+++ INFORMATION PROVIDED

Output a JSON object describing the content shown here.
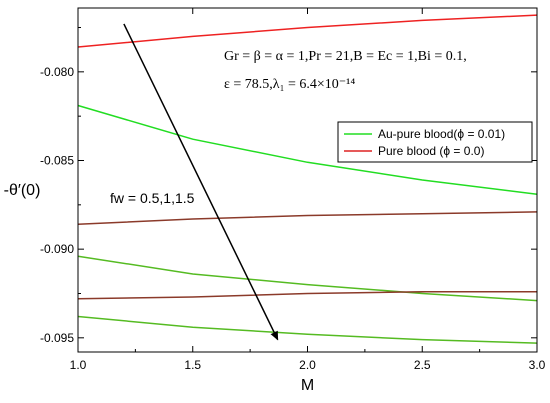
{
  "chart_data": {
    "type": "line",
    "xlabel": "M",
    "ylabel": "-θ′(0)",
    "xlim": [
      1.0,
      3.0
    ],
    "ylim": [
      -0.0958,
      -0.0764
    ],
    "xticks": [
      "1.0",
      "1.5",
      "2.0",
      "2.5",
      "3.0"
    ],
    "xtick_values": [
      1.0,
      1.5,
      2.0,
      2.5,
      3.0
    ],
    "yticks": [
      "-0.080",
      "-0.085",
      "-0.090",
      "-0.095"
    ],
    "ytick_values": [
      -0.08,
      -0.085,
      -0.09,
      -0.095
    ],
    "grid": false,
    "legend_position": "center-right",
    "annotations": {
      "params_line1": "Gr = β = α = 1,Pr = 21,B = Ec = 1,Bi = 0.1,",
      "params_line2": "ε = 78.5,λ₁ = 6.4×10⁻¹⁴",
      "arrow_label": "fw = 0.5,1,1.5"
    },
    "legend": [
      {
        "label": "Au-pure blood(ϕ = 0.01)",
        "color": "#22dd22"
      },
      {
        "label": "Pure blood (ϕ = 0.0)",
        "color": "#dd2222"
      }
    ],
    "series": [
      {
        "color": "#ee2222",
        "x": [
          1.0,
          1.5,
          2.0,
          2.5,
          3.0
        ],
        "values": [
          -0.0786,
          -0.078,
          -0.0775,
          -0.0771,
          -0.0768
        ]
      },
      {
        "color": "#22dd22",
        "x": [
          1.0,
          1.5,
          2.0,
          2.5,
          3.0
        ],
        "values": [
          -0.0819,
          -0.0838,
          -0.0851,
          -0.0861,
          -0.0869
        ]
      },
      {
        "color": "#8b3a2a",
        "x": [
          1.0,
          1.5,
          2.0,
          2.5,
          3.0
        ],
        "values": [
          -0.0886,
          -0.0883,
          -0.0881,
          -0.088,
          -0.0879
        ]
      },
      {
        "color": "#55bb22",
        "x": [
          1.0,
          1.5,
          2.0,
          2.5,
          3.0
        ],
        "values": [
          -0.0904,
          -0.0914,
          -0.092,
          -0.0925,
          -0.0929
        ]
      },
      {
        "color": "#8b3a2a",
        "x": [
          1.0,
          1.5,
          2.0,
          2.5,
          3.0
        ],
        "values": [
          -0.0928,
          -0.0927,
          -0.0925,
          -0.0924,
          -0.0924
        ]
      },
      {
        "color": "#55bb22",
        "x": [
          1.0,
          1.5,
          2.0,
          2.5,
          3.0
        ],
        "values": [
          -0.0938,
          -0.0944,
          -0.0948,
          -0.0951,
          -0.0953
        ]
      }
    ],
    "arrow": {
      "from": [
        1.2,
        -0.0773
      ],
      "to": [
        1.87,
        -0.0951
      ],
      "color": "#000000"
    }
  }
}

++++++

=== THE REQUEST ===
How many lines of the records contain the string "blood"? Respond with the number alone.

=== WORKED ANSWER ===
2